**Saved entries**
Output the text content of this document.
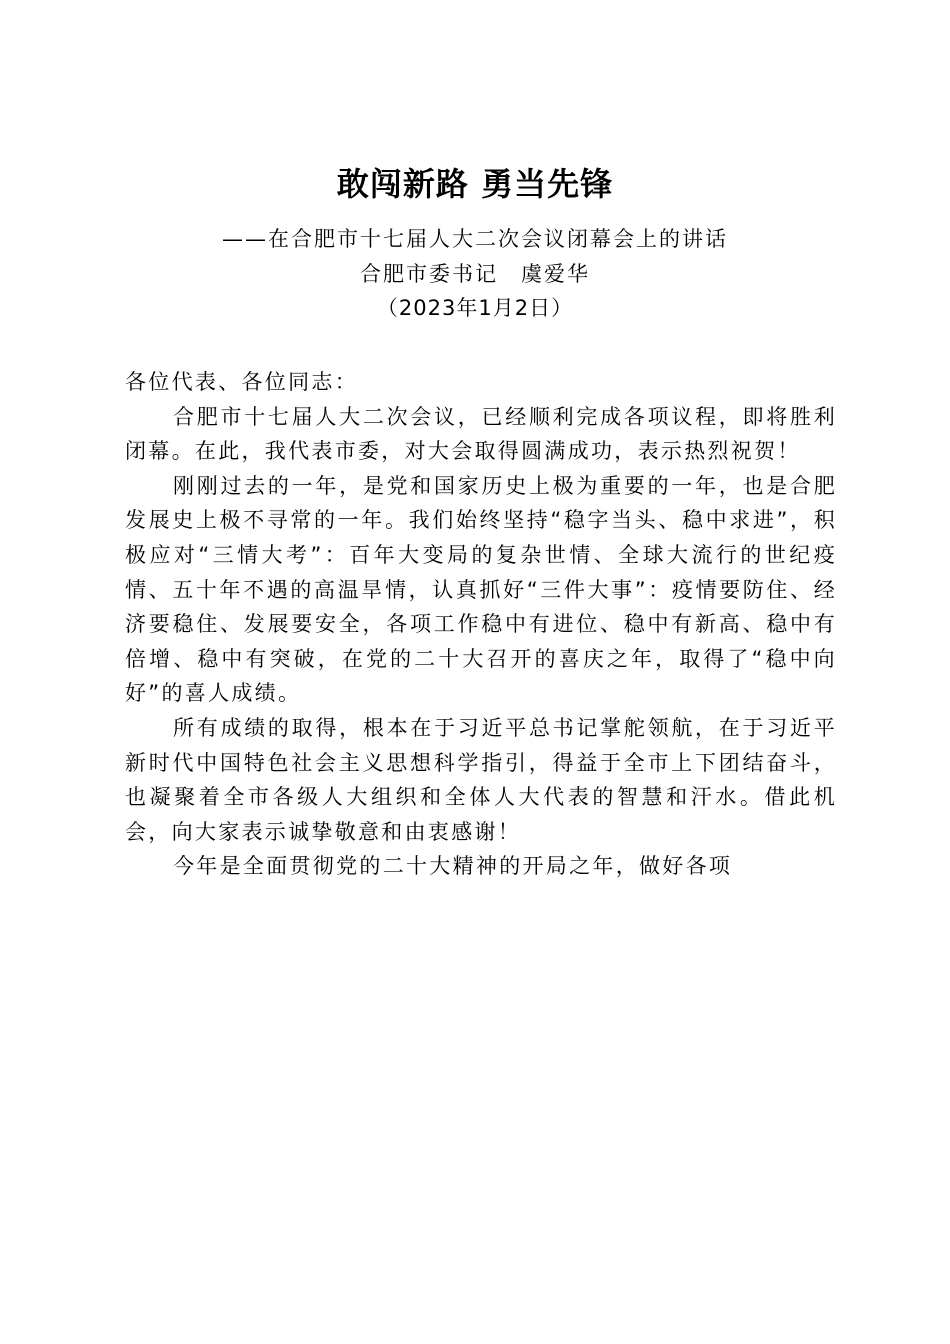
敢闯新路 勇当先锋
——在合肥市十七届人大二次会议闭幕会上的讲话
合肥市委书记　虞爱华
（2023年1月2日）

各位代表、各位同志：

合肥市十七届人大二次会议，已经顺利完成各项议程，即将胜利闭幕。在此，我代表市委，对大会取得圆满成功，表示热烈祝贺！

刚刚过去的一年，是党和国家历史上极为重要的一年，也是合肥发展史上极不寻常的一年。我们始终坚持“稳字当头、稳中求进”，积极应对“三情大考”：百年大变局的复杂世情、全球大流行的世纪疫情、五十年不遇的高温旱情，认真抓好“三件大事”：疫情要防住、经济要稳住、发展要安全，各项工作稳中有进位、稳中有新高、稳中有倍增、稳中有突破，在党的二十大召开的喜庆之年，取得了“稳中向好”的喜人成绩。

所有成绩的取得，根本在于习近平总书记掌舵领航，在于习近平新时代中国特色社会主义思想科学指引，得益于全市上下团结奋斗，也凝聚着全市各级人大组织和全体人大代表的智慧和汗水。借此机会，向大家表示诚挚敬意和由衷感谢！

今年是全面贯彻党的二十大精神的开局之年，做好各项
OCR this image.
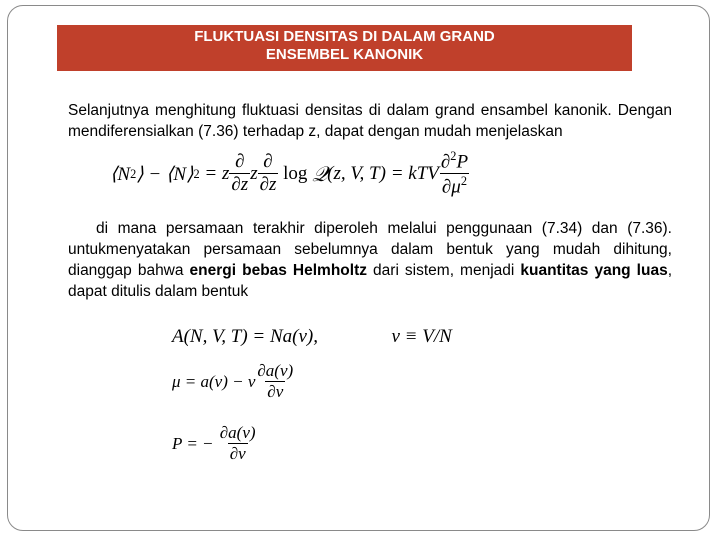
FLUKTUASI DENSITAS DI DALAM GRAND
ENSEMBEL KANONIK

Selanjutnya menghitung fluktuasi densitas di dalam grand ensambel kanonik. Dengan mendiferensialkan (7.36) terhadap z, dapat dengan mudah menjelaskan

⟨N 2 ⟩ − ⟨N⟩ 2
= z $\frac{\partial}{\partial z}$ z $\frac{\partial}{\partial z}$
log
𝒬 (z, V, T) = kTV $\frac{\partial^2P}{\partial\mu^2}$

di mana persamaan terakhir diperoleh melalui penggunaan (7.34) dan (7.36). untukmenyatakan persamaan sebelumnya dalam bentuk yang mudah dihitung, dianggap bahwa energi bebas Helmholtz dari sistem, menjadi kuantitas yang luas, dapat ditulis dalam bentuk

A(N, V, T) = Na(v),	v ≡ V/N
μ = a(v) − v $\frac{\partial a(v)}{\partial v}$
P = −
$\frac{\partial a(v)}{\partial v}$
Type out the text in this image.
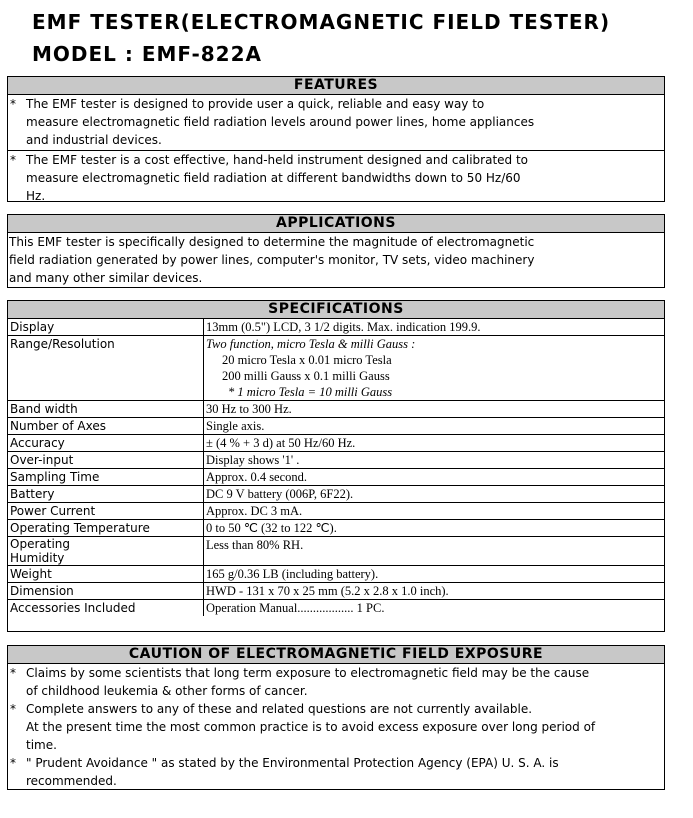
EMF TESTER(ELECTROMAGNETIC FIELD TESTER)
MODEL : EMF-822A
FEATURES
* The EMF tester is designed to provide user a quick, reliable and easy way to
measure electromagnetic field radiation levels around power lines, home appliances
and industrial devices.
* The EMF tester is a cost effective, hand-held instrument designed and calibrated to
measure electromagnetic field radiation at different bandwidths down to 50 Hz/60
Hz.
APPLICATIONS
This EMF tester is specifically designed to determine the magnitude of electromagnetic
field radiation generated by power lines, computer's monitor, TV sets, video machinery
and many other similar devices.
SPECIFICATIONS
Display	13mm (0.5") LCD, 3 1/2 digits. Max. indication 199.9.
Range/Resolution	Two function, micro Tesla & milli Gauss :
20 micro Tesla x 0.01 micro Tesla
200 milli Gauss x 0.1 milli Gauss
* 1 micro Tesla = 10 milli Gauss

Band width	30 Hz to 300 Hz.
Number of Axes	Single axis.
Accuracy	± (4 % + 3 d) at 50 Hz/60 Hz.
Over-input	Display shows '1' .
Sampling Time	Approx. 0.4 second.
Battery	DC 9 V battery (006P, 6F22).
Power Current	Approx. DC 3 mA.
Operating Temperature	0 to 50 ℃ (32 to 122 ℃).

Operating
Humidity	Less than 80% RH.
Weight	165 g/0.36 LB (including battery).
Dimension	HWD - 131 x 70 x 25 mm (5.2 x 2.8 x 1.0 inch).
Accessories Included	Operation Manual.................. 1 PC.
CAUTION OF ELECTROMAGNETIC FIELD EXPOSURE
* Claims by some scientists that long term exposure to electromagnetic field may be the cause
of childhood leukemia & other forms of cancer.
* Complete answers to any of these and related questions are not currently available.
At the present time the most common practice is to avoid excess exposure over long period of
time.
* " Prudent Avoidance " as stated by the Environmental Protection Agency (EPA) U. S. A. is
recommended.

**GOAL OF THE EXERCISE**
Make an exact reproduction of the listing above, without any pictures.

**ANSWER**
Output the text content of this document.
敢闯新路 勇当先锋
——在合肥市十七届人大二次会议闭幕会上的讲话
合肥市委书记　虞爱华
（2023年1月2日）

各位代表、各位同志：

合肥市十七届人大二次会议，已经顺利完成各项议程，即将胜利闭幕。在此，我代表市委，对大会取得圆满成功，表示热烈祝贺！

刚刚过去的一年，是党和国家历史上极为重要的一年，也是合肥发展史上极不寻常的一年。我们始终坚持“稳字当头、稳中求进”，积极应对“三情大考”：百年大变局的复杂世情、全球大流行的世纪疫情、五十年不遇的高温旱情，认真抓好“三件大事”：疫情要防住、经济要稳住、发展要安全，各项工作稳中有进位、稳中有新高、稳中有倍增、稳中有突破，在党的二十大召开的喜庆之年，取得了“稳中向好”的喜人成绩。

所有成绩的取得，根本在于习近平总书记掌舵领航，在于习近平新时代中国特色社会主义思想科学指引，得益于全市上下团结奋斗，也凝聚着全市各级人大组织和全体人大代表的智慧和汗水。借此机会，向大家表示诚挚敬意和由衷感谢！

今年是全面贯彻党的二十大精神的开局之年，做好各项
OCR this image.
FLUKTUASI DENSITAS DI DALAM GRAND
ENSEMBEL KANONIK

Selanjutnya menghitung fluktuasi densitas di dalam grand ensambel kanonik. Dengan mendiferensialkan (7.36) terhadap z, dapat dengan mudah menjelaskan

⟨N 2 ⟩ − ⟨N⟩ 2
= z $\frac{\partial}{\partial z}$ z $\frac{\partial}{\partial z}$
log
𝒬 (z, V, T) = kTV $\frac{\partial^2P}{\partial\mu^2}$

di mana persamaan terakhir diperoleh melalui penggunaan (7.34) dan (7.36). untukmenyatakan persamaan sebelumnya dalam bentuk yang mudah dihitung, dianggap bahwa energi bebas Helmholtz dari sistem, menjadi kuantitas yang luas, dapat ditulis dalam bentuk

A(N, V, T) = Na(v),	v ≡ V/N
μ = a(v) − v $\frac{\partial a(v)}{\partial v}$
P = −
$\frac{\partial a(v)}{\partial v}$
Type out the text in this image.
EMF TESTER(ELECTROMAGNETIC FIELD TESTER)
MODEL : EMF-822A
FEATURES
* The EMF tester is designed to provide user a quick, reliable and easy way to
measure electromagnetic field radiation levels around power lines, home appliances
and industrial devices.
* The EMF tester is a cost effective, hand-held instrument designed and calibrated to
measure electromagnetic field radiation at different bandwidths down to 50 Hz/60
Hz.
APPLICATIONS
This EMF tester is specifically designed to determine the magnitude of electromagnetic
field radiation generated by power lines, computer's monitor, TV sets, video machinery
and many other similar devices.
SPECIFICATIONS
Display	13mm (0.5") LCD, 3 1/2 digits. Max. indication 199.9.
Range/Resolution	Two function, micro Tesla & milli Gauss :
20 micro Tesla x 0.01 micro Tesla
200 milli Gauss x 0.1 milli Gauss
* 1 micro Tesla = 10 milli Gauss

Band width	30 Hz to 300 Hz.
Number of Axes	Single axis.
Accuracy	± (4 % + 3 d) at 50 Hz/60 Hz.
Over-input	Display shows '1' .
Sampling Time	Approx. 0.4 second.
Battery	DC 9 V battery (006P, 6F22).
Power Current	Approx. DC 3 mA.
Operating Temperature	0 to 50 ℃ (32 to 122 ℃).

Operating
Humidity	Less than 80% RH.
Weight	165 g/0.36 LB (including battery).
Dimension	HWD - 131 x 70 x 25 mm (5.2 x 2.8 x 1.0 inch).
Accessories Included	Operation Manual.................. 1 PC.
CAUTION OF ELECTROMAGNETIC FIELD EXPOSURE
* Claims by some scientists that long term exposure to electromagnetic field may be the cause
of childhood leukemia & other forms of cancer.
* Complete answers to any of these and related questions are not currently available.
At the present time the most common practice is to avoid excess exposure over long period of
time.
* " Prudent Avoidance " as stated by the Environmental Protection Agency (EPA) U. S. A. is
recommended.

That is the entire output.